> _What this task involves_
Search the listing below for the string "berkhidmat" and show each line that contains it.
☆ ☆ ☆
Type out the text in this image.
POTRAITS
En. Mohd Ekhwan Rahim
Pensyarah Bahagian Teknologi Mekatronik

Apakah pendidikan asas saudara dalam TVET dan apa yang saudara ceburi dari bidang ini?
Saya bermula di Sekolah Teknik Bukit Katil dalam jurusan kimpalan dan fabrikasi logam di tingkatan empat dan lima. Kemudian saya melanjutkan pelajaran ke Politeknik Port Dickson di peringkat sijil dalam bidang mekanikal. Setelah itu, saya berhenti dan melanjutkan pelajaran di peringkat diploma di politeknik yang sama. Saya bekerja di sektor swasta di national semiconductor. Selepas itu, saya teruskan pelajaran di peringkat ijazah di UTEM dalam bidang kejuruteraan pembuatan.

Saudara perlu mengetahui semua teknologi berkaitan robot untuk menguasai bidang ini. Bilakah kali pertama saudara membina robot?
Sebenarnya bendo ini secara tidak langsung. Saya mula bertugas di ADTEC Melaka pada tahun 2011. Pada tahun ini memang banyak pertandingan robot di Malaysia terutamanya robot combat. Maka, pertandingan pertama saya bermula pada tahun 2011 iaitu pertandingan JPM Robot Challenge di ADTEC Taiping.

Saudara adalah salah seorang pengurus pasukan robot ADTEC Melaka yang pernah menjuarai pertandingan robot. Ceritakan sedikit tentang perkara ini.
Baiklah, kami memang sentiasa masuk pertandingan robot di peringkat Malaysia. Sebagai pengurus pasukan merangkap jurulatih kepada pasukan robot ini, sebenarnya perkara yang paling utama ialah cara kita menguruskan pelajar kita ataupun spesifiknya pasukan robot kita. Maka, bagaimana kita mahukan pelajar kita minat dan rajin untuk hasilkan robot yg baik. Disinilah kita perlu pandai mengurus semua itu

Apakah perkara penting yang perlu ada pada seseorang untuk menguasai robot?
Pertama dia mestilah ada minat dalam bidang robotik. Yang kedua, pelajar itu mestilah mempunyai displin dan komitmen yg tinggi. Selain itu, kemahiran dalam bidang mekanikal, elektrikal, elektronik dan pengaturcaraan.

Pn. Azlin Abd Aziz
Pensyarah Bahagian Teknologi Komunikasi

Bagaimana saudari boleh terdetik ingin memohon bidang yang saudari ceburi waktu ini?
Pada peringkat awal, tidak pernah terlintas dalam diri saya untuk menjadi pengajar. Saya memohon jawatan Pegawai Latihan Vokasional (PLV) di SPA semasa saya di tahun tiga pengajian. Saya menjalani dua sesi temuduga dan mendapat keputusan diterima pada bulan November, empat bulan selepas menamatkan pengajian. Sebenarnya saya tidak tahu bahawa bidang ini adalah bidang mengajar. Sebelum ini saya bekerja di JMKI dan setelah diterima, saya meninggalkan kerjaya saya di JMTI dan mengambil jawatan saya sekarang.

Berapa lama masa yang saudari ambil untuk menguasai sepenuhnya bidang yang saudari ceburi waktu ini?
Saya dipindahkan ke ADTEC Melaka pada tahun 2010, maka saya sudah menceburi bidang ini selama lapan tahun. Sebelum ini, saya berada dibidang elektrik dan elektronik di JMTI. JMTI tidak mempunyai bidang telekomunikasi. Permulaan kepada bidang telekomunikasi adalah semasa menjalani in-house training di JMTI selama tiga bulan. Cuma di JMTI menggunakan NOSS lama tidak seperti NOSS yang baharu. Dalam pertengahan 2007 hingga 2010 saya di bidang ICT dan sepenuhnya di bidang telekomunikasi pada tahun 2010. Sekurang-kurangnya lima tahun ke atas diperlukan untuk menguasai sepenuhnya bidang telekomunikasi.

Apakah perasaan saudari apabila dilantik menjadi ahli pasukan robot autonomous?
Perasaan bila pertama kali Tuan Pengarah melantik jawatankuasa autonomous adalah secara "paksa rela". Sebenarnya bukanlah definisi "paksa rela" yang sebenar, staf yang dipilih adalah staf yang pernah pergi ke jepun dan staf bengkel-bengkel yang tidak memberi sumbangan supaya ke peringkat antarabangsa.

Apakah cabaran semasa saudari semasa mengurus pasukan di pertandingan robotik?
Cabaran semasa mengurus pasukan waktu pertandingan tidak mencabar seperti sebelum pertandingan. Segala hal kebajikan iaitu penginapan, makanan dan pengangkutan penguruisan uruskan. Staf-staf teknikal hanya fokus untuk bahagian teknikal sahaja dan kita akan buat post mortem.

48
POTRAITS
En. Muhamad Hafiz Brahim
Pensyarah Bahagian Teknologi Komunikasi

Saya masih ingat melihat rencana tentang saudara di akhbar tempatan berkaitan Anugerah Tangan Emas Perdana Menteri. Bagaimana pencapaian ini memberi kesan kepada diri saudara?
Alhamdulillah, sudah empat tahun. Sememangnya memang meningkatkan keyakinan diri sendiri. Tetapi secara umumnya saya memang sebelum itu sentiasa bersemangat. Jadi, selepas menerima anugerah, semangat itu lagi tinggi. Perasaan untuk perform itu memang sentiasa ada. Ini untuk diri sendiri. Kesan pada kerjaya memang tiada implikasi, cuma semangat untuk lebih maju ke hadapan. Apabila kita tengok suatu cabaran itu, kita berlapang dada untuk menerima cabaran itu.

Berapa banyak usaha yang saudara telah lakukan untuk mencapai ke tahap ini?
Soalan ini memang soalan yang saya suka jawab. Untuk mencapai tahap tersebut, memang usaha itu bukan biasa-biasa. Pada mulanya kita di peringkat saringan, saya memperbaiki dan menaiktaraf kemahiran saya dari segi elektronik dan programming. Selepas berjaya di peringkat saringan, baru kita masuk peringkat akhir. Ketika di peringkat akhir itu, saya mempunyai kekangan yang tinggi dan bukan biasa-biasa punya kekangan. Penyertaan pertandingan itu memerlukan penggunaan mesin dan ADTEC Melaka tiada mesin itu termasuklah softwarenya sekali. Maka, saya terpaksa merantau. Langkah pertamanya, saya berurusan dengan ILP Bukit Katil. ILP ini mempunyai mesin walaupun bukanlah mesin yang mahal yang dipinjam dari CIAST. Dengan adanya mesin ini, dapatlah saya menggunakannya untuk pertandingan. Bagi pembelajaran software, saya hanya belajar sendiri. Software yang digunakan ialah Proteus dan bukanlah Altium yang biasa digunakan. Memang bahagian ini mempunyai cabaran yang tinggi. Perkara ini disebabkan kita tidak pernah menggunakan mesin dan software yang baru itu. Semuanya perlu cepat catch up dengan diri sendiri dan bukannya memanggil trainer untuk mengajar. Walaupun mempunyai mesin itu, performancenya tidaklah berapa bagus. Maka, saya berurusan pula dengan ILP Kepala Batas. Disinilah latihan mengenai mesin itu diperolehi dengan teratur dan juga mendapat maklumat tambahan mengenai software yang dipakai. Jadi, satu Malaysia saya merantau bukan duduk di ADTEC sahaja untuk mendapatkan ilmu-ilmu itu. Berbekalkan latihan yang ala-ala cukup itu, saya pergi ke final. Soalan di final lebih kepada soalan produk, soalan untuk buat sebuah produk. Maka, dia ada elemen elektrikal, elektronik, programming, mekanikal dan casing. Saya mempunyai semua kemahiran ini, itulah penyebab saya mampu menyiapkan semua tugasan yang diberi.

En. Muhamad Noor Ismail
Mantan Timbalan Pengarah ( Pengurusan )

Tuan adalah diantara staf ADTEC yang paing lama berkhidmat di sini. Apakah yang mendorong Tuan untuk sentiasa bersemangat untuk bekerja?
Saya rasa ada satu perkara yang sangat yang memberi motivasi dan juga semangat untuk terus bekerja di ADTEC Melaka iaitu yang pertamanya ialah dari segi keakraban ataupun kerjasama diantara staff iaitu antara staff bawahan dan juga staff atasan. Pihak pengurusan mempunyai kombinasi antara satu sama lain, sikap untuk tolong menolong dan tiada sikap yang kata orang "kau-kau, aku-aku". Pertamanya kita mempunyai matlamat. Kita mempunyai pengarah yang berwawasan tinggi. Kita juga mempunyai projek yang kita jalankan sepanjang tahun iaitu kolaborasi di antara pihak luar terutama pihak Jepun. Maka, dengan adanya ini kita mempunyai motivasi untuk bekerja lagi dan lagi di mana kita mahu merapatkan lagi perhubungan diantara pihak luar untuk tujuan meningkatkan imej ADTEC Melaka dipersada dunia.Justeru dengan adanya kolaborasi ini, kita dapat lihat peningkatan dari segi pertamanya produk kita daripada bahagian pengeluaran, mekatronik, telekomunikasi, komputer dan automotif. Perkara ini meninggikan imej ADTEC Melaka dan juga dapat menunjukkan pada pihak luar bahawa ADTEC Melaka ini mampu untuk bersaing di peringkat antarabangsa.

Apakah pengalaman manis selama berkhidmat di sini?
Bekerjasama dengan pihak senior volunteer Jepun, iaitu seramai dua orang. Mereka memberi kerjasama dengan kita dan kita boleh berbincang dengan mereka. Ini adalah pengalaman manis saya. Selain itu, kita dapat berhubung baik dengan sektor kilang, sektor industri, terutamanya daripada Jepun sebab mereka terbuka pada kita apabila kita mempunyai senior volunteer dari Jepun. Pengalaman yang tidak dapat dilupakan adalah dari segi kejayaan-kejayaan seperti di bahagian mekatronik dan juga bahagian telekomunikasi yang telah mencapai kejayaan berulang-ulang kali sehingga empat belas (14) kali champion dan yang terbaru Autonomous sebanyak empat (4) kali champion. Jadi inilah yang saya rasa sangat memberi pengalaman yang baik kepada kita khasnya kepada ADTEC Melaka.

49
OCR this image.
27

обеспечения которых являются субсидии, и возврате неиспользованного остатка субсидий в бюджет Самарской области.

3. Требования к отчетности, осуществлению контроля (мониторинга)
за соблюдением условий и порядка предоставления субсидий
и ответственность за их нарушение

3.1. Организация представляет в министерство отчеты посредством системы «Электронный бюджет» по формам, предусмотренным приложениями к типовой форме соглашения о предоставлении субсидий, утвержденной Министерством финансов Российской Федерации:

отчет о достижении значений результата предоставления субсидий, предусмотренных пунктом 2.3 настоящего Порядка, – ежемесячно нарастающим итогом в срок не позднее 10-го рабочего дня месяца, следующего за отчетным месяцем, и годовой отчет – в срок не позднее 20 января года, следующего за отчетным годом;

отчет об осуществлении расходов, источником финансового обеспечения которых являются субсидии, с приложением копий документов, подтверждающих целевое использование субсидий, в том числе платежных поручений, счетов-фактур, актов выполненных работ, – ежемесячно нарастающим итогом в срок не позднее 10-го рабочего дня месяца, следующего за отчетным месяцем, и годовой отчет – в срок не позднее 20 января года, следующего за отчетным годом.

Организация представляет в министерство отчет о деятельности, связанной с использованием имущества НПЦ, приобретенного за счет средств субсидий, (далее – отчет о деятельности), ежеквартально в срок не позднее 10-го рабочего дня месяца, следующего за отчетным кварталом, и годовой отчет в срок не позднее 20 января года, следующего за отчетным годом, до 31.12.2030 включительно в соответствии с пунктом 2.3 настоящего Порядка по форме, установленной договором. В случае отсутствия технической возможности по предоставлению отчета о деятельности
☆ ☆ ☆
> _Output below_
Tuan adalah diantara staf ADTEC yang paing lama berkhidmat di sini. Apakah yang mendorong Tuan untuk sentiasa bersemangat untuk bekerja?
Apakah pengalaman manis selama berkhidmat di sini?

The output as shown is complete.